→ **Problem requirements**: Identify each line containing the word "İşlemi" and copy it.

[Stored data entries]
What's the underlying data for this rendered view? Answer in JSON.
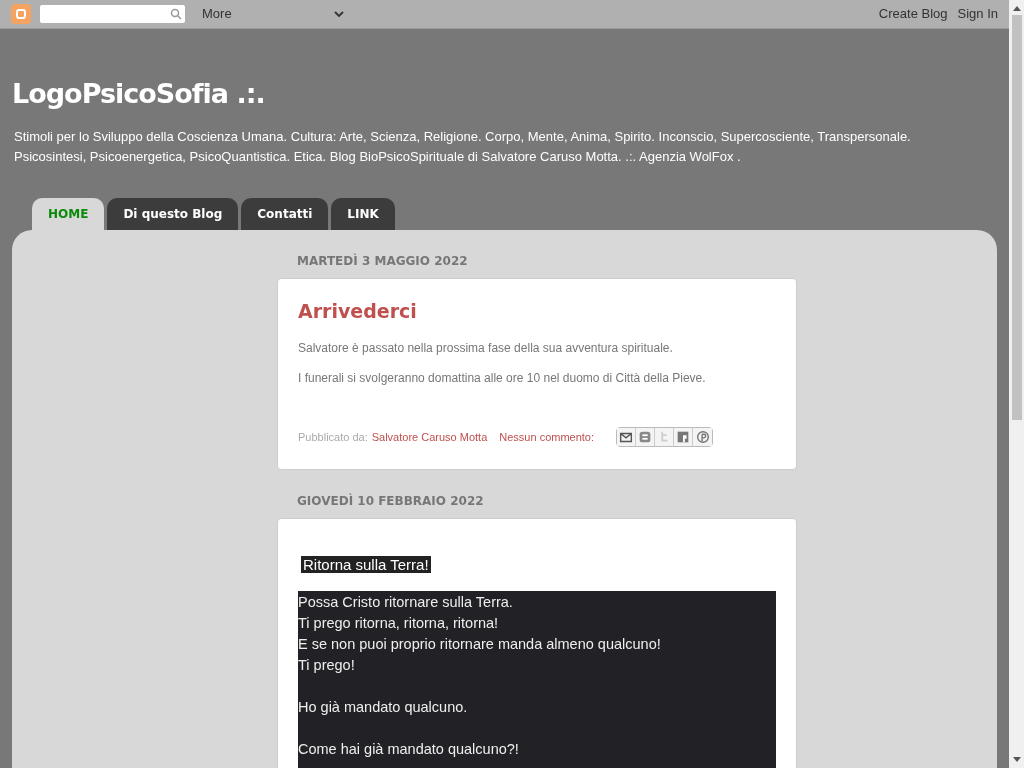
{
  "navbar": {
    "more": "More",
    "links": [
      "Create Blog",
      "Sign In"
    ]
  },
  "blog": {
    "title": "LogoPsicoSofia .:.",
    "description": "Stimoli per lo Sviluppo della Coscienza Umana. Cultura: Arte, Scienza, Religione. Corpo, Mente, Anima, Spirito. Inconscio, Supercosciente, Transpersonale. Psicosintesi, Psicoenergetica, PsicoQuantistica. Etica. Blog BioPsicoSpirituale di Salvatore Caruso Motta. .:. Agenzia WolFox ."
  },
  "tabs": [
    {
      "label": "HOME",
      "selected": true
    },
    {
      "label": "Di questo Blog",
      "selected": false
    },
    {
      "label": "Contatti",
      "selected": false
    },
    {
      "label": "LINK",
      "selected": false
    }
  ],
  "posts": [
    {
      "date": "MARTEDÌ 3 MAGGIO 2022",
      "title": "Arrivederci",
      "paragraphs": [
        "Salvatore è passato nella prossima fase della sua avventura spirituale.",
        "I funerali si svolgeranno domattina alle ore 10 nel duomo di Città della Pieve."
      ],
      "footer": {
        "posted_by_label": "Pubblicato da:",
        "author": "Salvatore Caruso Motta",
        "comments": "Nessun commento:"
      }
    },
    {
      "date": "GIOVEDÌ 10 FEBBRAIO 2022",
      "heading": "Ritorna sulla Terra!",
      "stanzas": [
        [
          "Possa Cristo ritornare sulla Terra.",
          "Ti prego ritorna, ritorna, ritorna!",
          "E se non puoi proprio ritornare manda almeno qualcuno!",
          "Ti prego!"
        ],
        [
          "Ho già mandato qualcuno."
        ],
        [
          "Come hai già mandato qualcuno?!"
        ]
      ]
    }
  ]
}
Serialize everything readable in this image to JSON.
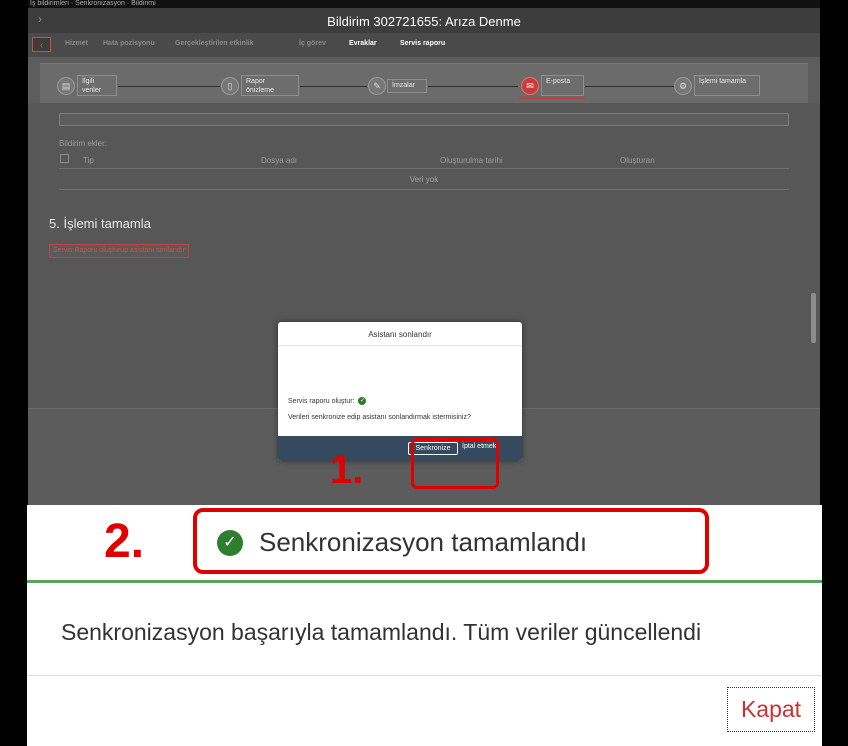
{
  "shell": {
    "breadcrumb": "İş bildirimleri · Senkronizasyon · Bildirimi",
    "title": "Bildirim 302721655: Arıza Denme"
  },
  "tabs": [
    {
      "label": "Hizmet"
    },
    {
      "label": "Hata pozisyonu"
    },
    {
      "label": "Gerçekleştirilen etkinlik"
    },
    {
      "label": "İç görev"
    },
    {
      "label": "Evraklar"
    },
    {
      "label": "Servis raporu"
    }
  ],
  "steps": [
    {
      "icon": "table-icon",
      "label": "İlgili veriler"
    },
    {
      "icon": "document-icon",
      "label": "Rapor önizleme"
    },
    {
      "icon": "pen-icon",
      "label": "İmzalar"
    },
    {
      "icon": "email-icon",
      "label": "E-posta"
    },
    {
      "icon": "finish-icon",
      "label": "İşlemi tamamla"
    }
  ],
  "attachments": {
    "label": "Bildirim ekler:",
    "columns": [
      "Tip",
      "Dosya adı",
      "Oluşturulma tarihi",
      "Oluşturan"
    ],
    "empty_text": "Veri yok"
  },
  "section": {
    "title": "5. İşlemi tamamla",
    "button": "Servis Raporu oluşturup asistanı sonlandır"
  },
  "dialog": {
    "title": "Asistanı sonlandır",
    "line1": "Servis raporu oluştur:",
    "line2": "Verileri senkronize edip asistanı sonlandırmak istermisiniz?",
    "confirm": "Senkronize",
    "cancel": "İptal etmek"
  },
  "annotations": {
    "step1": "1.",
    "step2": "2."
  },
  "toast": {
    "title": "Senkronizasyon tamamlandı",
    "message": "Senkronizasyon başarıyla tamamlandı. Tüm veriler güncellendi",
    "close": "Kapat"
  },
  "colors": {
    "accent_red": "#e00000",
    "success_green": "#2f7d2f",
    "dialog_footer": "#354a5f"
  }
}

→ **Answer below**:
      "label": "İşlemi tamamla"
    "title": "5. İşlemi tamamla",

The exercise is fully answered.